### [Exercise requirements]
Pick out every line in the data below that holds "this".

* start Exercise materials *

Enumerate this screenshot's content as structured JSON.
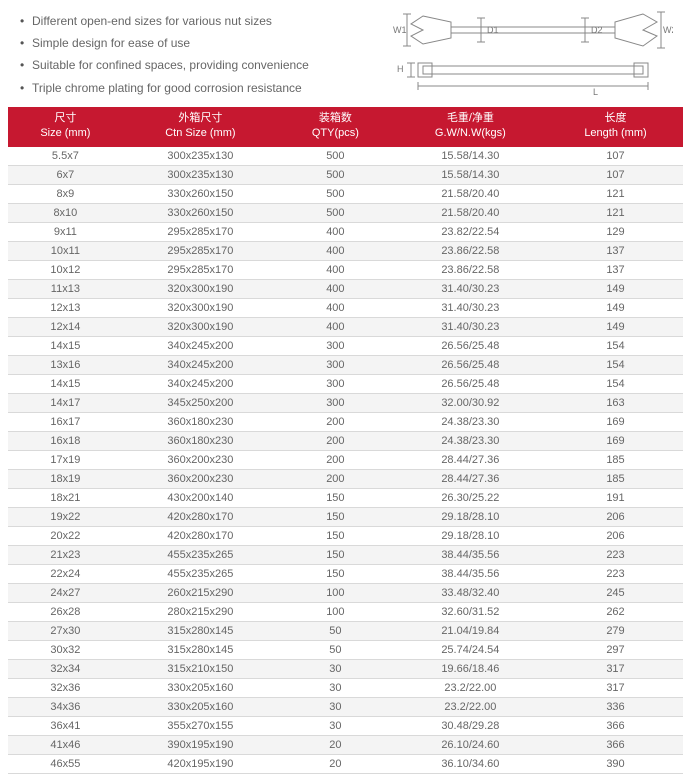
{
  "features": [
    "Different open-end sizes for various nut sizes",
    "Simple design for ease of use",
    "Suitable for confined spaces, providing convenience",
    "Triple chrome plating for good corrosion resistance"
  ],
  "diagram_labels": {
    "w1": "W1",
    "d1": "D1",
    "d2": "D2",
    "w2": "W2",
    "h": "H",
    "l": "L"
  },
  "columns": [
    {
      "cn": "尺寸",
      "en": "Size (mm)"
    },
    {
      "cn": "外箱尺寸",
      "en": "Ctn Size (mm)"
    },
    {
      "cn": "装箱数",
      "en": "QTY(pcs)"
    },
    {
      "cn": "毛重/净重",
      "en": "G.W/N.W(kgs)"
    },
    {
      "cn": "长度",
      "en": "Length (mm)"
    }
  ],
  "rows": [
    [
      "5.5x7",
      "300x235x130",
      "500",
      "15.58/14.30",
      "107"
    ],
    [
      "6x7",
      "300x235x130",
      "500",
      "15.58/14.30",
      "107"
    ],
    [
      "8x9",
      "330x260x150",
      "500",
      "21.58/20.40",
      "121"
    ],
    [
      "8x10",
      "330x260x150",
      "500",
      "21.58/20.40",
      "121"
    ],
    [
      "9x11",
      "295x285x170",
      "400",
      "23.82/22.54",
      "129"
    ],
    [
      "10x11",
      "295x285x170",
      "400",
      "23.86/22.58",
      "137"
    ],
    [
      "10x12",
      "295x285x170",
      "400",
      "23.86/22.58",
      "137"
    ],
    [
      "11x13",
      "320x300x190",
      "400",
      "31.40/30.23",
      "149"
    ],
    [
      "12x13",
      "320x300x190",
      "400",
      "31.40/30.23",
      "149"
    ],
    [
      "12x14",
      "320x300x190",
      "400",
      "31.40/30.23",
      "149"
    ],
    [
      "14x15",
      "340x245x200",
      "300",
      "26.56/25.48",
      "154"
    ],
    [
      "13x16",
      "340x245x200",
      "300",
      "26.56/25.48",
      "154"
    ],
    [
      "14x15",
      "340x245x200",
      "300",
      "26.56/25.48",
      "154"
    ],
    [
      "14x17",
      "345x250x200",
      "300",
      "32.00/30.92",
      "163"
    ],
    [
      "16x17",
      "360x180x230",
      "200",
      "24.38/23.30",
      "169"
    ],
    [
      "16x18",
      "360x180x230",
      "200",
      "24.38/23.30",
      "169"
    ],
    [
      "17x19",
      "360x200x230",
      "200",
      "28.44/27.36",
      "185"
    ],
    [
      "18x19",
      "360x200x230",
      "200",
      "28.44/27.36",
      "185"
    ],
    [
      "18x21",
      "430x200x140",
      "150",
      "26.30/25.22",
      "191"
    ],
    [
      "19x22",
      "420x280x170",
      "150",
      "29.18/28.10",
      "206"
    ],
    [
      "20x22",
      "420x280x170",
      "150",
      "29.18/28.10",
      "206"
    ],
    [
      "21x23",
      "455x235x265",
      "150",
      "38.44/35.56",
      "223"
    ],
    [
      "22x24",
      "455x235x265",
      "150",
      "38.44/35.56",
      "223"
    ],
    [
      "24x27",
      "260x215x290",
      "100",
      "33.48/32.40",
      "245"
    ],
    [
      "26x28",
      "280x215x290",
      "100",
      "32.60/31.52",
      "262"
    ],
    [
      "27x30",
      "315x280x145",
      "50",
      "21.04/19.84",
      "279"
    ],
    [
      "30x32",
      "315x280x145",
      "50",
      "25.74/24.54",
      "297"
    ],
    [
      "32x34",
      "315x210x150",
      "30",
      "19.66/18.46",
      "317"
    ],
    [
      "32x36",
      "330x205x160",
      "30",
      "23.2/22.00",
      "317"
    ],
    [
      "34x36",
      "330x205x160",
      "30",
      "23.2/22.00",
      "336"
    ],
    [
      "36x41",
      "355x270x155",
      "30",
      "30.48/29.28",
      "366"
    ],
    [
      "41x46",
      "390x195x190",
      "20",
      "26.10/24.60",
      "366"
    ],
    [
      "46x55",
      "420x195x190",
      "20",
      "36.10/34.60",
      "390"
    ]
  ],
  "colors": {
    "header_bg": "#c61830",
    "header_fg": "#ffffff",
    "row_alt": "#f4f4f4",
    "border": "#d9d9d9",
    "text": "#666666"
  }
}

* end Exercise materials *
* start Exercise materials *

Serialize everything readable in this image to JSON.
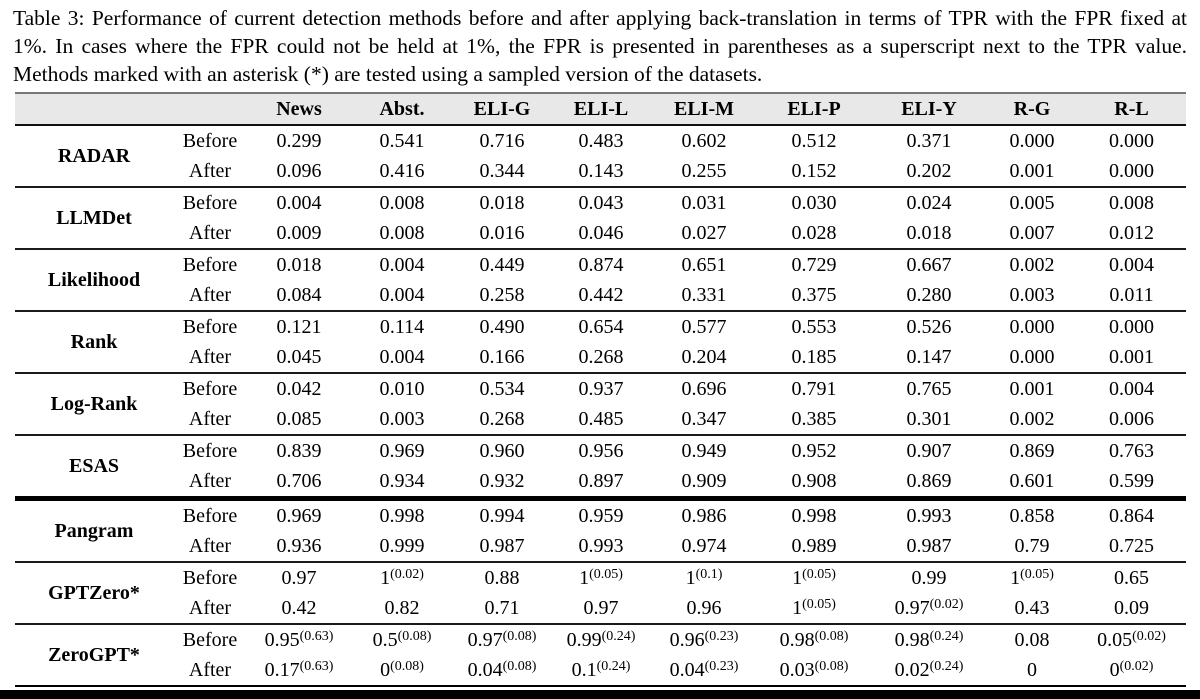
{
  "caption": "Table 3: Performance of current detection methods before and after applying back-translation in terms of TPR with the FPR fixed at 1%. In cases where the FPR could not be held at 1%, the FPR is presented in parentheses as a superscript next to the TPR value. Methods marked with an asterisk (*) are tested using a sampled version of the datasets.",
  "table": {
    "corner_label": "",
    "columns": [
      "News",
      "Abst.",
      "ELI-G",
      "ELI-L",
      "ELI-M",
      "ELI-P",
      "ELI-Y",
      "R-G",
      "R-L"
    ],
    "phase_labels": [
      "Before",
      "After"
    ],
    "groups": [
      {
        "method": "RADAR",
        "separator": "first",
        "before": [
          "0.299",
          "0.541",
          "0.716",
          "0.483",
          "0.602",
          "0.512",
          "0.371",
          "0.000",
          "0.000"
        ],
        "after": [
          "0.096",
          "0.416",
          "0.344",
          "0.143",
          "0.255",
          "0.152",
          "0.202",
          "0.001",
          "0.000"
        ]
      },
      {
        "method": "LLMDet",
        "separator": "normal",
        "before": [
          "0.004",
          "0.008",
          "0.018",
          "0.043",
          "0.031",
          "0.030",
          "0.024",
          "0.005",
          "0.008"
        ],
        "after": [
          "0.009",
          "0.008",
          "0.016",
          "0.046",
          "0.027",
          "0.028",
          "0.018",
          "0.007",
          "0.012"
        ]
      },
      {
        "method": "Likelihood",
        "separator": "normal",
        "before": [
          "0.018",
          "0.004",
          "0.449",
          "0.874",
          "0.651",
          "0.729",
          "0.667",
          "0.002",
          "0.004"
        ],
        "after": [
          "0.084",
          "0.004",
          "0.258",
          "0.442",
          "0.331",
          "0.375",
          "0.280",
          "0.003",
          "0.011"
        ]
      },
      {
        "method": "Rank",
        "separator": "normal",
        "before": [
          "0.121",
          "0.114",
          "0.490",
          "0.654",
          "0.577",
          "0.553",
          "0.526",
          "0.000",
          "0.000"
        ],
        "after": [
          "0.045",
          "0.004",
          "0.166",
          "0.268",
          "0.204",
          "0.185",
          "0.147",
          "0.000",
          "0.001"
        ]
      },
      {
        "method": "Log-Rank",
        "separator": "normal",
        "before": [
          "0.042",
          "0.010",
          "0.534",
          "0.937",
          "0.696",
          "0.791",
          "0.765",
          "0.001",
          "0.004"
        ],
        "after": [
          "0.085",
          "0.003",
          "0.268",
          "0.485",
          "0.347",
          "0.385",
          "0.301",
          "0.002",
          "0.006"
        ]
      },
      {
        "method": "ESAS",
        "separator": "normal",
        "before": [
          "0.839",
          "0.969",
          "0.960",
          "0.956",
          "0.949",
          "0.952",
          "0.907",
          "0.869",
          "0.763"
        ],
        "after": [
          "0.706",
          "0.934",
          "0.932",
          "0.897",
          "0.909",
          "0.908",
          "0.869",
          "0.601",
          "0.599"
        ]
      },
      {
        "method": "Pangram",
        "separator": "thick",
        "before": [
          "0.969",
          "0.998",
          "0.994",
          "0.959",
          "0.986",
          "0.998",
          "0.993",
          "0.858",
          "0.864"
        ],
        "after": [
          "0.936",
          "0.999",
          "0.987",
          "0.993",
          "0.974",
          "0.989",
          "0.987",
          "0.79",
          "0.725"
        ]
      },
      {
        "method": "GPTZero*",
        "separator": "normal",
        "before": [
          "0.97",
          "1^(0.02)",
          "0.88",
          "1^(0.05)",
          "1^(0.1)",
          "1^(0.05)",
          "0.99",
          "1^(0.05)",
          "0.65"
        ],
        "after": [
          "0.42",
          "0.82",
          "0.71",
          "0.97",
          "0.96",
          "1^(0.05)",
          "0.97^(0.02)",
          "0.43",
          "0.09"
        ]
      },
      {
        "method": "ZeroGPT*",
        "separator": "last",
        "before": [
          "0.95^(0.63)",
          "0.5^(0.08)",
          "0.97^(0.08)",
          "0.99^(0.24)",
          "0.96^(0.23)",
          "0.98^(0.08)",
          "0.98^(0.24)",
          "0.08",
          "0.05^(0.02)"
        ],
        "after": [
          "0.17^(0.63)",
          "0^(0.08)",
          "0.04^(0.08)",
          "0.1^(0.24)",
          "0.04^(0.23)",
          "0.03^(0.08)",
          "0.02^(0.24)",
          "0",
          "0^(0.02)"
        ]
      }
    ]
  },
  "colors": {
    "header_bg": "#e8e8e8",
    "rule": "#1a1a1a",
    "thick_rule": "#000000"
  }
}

* end Exercise materials *
* start Exercise materials *

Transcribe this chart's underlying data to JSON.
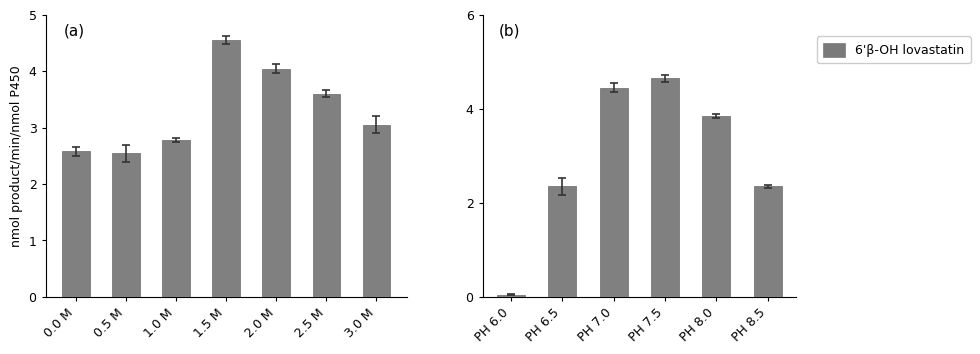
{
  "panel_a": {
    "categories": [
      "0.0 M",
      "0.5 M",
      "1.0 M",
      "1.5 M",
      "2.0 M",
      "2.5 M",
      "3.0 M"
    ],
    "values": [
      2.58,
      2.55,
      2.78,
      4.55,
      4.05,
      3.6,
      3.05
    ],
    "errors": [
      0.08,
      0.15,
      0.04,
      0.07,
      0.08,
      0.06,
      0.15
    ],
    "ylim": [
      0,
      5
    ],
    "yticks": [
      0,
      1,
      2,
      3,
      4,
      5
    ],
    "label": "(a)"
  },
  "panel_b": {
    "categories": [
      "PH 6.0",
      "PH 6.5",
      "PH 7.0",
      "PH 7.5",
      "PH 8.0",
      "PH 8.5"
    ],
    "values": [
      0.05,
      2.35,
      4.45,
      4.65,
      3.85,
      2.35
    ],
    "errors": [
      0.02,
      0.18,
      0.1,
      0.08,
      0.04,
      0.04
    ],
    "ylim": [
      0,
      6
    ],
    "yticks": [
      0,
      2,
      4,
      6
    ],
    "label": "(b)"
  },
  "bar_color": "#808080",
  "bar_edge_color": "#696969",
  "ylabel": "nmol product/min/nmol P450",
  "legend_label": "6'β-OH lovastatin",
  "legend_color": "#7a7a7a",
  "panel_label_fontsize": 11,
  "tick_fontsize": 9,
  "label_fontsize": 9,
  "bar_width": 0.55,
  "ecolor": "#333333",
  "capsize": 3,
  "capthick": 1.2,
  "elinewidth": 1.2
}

* end Exercise materials *

### [Written solution]
Enumerate this screenshot's content as structured JSON.
Serialize everything readable in this image to JSON.
Transcribe this chart's underlying data to JSON.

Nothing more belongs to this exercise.